_Aim_
Which lines hold the word "Start"? Copy each of them from the material.

Data entries for graphics:
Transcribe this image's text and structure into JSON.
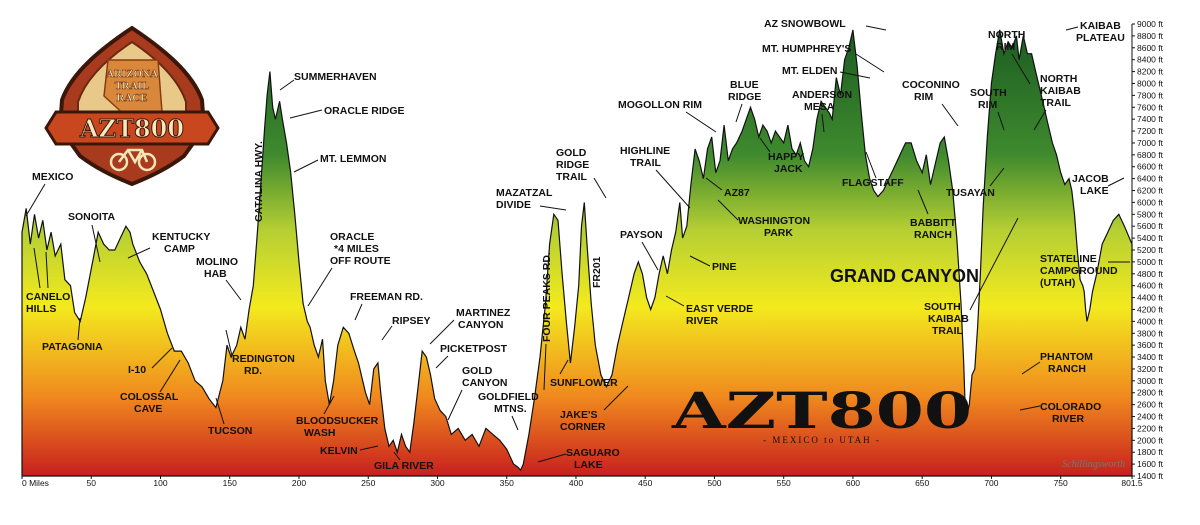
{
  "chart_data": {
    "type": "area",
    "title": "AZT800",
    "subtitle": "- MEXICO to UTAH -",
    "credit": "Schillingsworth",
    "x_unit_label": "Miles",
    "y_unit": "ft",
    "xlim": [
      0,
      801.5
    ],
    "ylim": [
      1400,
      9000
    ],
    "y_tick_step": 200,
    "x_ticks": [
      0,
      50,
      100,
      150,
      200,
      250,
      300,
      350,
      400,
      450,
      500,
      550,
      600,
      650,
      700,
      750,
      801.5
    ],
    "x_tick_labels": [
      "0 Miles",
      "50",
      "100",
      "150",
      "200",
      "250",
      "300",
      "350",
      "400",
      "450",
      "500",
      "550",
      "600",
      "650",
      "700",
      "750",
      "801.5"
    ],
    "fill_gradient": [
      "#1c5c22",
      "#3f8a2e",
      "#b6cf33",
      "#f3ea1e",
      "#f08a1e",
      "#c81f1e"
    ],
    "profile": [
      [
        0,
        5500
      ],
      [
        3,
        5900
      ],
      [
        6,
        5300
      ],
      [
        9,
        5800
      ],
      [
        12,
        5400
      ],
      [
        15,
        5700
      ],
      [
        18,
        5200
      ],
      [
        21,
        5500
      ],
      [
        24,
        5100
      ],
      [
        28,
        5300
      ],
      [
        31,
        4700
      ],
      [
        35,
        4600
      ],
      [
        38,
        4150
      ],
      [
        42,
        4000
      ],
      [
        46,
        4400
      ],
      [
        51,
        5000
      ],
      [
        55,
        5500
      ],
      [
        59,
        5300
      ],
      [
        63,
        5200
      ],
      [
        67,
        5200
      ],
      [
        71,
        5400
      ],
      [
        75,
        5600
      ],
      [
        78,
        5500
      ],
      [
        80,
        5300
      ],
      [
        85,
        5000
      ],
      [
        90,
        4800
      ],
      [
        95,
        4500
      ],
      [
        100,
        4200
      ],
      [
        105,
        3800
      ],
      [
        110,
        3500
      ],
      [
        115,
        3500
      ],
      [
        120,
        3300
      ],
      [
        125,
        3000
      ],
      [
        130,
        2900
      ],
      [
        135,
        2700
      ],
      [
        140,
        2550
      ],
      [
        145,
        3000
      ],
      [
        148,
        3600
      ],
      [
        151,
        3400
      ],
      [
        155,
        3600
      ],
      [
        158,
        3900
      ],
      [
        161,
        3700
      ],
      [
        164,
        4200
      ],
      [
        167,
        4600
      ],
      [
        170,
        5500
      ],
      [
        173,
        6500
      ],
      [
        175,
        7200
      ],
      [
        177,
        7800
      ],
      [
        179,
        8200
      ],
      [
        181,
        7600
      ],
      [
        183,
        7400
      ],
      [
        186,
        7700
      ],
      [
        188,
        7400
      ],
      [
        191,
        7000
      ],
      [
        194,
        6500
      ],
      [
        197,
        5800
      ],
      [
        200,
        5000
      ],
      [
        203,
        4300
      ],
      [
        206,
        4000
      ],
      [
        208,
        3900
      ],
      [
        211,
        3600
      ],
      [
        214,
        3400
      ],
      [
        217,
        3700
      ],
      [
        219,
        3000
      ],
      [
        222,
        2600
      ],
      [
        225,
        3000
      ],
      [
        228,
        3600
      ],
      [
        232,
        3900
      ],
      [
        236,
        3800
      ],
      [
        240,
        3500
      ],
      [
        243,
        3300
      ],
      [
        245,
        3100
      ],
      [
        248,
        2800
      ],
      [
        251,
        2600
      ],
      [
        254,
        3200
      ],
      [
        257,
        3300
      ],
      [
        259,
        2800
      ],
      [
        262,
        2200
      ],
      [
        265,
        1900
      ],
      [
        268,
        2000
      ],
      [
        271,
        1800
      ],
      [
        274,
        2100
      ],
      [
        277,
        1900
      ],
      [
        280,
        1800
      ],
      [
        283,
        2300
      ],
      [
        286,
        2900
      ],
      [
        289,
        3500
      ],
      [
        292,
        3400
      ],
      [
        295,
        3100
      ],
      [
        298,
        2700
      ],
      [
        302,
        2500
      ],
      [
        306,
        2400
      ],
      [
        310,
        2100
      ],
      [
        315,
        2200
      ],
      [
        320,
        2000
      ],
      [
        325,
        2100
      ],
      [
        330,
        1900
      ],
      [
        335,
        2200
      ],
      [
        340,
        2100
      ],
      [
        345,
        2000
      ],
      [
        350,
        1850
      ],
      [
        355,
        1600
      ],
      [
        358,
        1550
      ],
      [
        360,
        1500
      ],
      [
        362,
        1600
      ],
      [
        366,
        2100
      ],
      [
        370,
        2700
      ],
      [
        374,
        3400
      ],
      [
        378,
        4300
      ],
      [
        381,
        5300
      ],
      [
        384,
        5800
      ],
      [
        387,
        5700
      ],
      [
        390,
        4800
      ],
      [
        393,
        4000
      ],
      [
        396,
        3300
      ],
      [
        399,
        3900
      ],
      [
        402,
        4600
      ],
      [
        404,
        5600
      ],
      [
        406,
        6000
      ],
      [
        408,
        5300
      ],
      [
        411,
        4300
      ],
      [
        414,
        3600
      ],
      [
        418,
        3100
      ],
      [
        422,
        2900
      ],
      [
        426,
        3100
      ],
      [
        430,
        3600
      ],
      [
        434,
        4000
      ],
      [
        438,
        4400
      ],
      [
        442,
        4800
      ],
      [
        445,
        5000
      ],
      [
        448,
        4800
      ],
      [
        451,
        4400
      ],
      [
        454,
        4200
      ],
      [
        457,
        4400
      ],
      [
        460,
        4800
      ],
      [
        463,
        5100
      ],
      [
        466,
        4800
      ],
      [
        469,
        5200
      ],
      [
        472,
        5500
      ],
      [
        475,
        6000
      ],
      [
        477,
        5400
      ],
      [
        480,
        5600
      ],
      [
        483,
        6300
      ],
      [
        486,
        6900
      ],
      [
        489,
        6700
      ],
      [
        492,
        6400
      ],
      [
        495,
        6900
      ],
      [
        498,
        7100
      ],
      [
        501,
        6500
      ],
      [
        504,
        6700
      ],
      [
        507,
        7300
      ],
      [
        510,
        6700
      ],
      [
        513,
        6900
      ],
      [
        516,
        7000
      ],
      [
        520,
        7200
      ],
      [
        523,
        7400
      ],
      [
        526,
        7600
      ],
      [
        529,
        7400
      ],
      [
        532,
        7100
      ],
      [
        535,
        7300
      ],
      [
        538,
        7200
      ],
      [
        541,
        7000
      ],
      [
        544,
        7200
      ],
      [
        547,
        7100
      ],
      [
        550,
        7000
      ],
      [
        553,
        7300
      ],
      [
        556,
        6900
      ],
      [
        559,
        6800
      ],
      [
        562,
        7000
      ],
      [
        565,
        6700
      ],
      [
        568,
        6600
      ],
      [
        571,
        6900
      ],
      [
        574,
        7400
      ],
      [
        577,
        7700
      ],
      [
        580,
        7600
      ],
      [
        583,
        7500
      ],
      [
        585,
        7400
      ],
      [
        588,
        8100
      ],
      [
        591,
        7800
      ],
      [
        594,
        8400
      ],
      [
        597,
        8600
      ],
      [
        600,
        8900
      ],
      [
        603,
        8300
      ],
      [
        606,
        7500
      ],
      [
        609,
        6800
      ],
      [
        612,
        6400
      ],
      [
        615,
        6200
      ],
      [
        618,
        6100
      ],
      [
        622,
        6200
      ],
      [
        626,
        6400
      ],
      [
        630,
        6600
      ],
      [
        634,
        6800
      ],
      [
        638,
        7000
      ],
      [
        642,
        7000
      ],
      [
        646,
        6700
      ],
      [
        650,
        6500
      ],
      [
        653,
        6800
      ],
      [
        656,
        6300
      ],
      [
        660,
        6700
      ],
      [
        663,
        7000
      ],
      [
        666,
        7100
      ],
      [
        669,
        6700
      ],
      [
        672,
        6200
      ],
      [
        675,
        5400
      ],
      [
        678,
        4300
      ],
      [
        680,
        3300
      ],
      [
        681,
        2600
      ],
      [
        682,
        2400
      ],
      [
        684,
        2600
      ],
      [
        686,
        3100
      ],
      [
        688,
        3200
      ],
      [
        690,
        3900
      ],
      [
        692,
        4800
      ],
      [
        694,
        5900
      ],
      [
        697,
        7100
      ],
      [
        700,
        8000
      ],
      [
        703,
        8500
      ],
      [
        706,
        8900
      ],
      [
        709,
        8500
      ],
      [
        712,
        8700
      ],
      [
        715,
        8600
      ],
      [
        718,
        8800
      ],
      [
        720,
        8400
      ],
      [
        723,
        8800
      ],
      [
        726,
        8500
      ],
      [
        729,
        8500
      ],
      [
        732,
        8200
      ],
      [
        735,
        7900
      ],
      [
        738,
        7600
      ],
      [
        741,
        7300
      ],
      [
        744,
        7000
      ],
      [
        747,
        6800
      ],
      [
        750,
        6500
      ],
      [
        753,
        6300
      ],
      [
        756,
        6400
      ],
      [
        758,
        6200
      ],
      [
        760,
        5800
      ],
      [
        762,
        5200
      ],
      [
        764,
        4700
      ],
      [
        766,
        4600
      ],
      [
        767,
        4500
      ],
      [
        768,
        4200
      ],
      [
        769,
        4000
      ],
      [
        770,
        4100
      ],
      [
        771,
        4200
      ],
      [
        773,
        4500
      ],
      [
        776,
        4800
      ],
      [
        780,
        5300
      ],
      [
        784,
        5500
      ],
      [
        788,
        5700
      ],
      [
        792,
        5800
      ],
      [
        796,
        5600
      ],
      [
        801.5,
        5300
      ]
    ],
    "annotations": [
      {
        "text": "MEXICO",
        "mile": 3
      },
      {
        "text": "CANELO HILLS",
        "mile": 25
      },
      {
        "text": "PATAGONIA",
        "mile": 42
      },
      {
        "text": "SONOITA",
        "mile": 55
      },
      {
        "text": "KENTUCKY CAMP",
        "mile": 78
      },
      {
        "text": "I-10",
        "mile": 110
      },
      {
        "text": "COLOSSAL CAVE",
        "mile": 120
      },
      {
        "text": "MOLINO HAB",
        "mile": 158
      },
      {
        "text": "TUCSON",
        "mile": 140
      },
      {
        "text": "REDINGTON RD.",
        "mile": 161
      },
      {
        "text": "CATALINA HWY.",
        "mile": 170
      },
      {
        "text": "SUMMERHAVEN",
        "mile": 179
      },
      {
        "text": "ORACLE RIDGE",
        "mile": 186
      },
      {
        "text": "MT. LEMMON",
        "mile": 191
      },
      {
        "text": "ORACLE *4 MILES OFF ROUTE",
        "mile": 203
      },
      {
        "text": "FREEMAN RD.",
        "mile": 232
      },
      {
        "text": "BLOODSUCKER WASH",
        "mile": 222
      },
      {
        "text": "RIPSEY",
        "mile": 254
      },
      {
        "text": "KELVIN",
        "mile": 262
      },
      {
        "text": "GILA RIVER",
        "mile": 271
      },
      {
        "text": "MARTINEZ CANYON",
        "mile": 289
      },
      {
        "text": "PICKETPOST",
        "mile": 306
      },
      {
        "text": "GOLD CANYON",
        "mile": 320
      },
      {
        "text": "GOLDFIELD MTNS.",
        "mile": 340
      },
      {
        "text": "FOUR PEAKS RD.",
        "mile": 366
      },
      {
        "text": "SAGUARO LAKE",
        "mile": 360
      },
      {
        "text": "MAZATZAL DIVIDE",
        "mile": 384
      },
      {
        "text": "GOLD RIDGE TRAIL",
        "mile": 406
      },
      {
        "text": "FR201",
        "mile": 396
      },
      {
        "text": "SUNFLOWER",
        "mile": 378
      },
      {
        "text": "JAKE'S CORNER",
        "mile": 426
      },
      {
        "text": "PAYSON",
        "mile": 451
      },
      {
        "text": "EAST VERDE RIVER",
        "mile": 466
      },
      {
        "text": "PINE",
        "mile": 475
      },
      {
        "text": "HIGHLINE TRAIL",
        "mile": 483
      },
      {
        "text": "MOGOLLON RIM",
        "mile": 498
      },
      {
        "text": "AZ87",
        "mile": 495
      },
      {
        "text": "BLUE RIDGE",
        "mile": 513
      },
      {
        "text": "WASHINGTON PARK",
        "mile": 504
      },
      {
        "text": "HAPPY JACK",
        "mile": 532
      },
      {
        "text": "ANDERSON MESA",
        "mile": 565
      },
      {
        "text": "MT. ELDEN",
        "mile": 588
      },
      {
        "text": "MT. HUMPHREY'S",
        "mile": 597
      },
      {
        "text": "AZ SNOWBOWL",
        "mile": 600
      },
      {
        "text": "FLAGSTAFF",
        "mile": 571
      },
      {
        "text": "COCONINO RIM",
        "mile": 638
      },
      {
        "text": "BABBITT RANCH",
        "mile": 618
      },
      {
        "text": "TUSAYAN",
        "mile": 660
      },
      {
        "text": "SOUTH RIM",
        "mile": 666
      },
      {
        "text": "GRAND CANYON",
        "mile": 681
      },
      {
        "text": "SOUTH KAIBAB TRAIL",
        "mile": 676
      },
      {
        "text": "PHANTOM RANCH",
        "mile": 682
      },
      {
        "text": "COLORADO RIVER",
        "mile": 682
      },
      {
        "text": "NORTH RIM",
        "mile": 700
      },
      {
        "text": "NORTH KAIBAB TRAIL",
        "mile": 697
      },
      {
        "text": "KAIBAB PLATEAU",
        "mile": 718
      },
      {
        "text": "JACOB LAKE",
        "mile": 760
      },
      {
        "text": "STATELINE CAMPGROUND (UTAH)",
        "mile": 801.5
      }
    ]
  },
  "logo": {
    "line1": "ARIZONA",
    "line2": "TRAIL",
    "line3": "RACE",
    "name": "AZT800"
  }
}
* * *
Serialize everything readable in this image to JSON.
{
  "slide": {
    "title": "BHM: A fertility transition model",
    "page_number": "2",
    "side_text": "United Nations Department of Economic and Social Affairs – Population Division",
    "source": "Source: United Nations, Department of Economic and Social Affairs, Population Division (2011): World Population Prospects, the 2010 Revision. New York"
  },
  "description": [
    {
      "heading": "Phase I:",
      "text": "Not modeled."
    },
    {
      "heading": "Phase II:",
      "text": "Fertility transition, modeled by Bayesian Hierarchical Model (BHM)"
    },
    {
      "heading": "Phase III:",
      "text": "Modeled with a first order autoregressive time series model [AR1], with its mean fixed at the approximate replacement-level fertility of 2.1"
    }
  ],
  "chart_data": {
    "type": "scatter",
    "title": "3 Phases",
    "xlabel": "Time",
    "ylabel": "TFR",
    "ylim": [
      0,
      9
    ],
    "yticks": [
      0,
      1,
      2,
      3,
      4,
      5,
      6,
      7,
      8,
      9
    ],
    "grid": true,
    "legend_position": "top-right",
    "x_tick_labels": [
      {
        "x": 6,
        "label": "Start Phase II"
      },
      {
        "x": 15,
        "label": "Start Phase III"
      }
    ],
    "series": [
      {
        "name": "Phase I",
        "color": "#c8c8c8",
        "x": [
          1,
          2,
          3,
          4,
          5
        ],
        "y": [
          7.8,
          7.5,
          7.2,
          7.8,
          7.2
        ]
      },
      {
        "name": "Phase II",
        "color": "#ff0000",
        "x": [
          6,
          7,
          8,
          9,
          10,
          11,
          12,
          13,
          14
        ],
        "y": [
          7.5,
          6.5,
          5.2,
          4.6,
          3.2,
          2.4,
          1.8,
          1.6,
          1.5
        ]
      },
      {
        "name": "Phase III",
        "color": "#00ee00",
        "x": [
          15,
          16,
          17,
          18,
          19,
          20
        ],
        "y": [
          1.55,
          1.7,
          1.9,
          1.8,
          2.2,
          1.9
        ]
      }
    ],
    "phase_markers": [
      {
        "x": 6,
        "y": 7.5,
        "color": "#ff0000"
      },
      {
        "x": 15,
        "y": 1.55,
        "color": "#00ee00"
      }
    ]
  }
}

_Solution_
        "label": "Start Phase II"
        "label": "Start Phase III"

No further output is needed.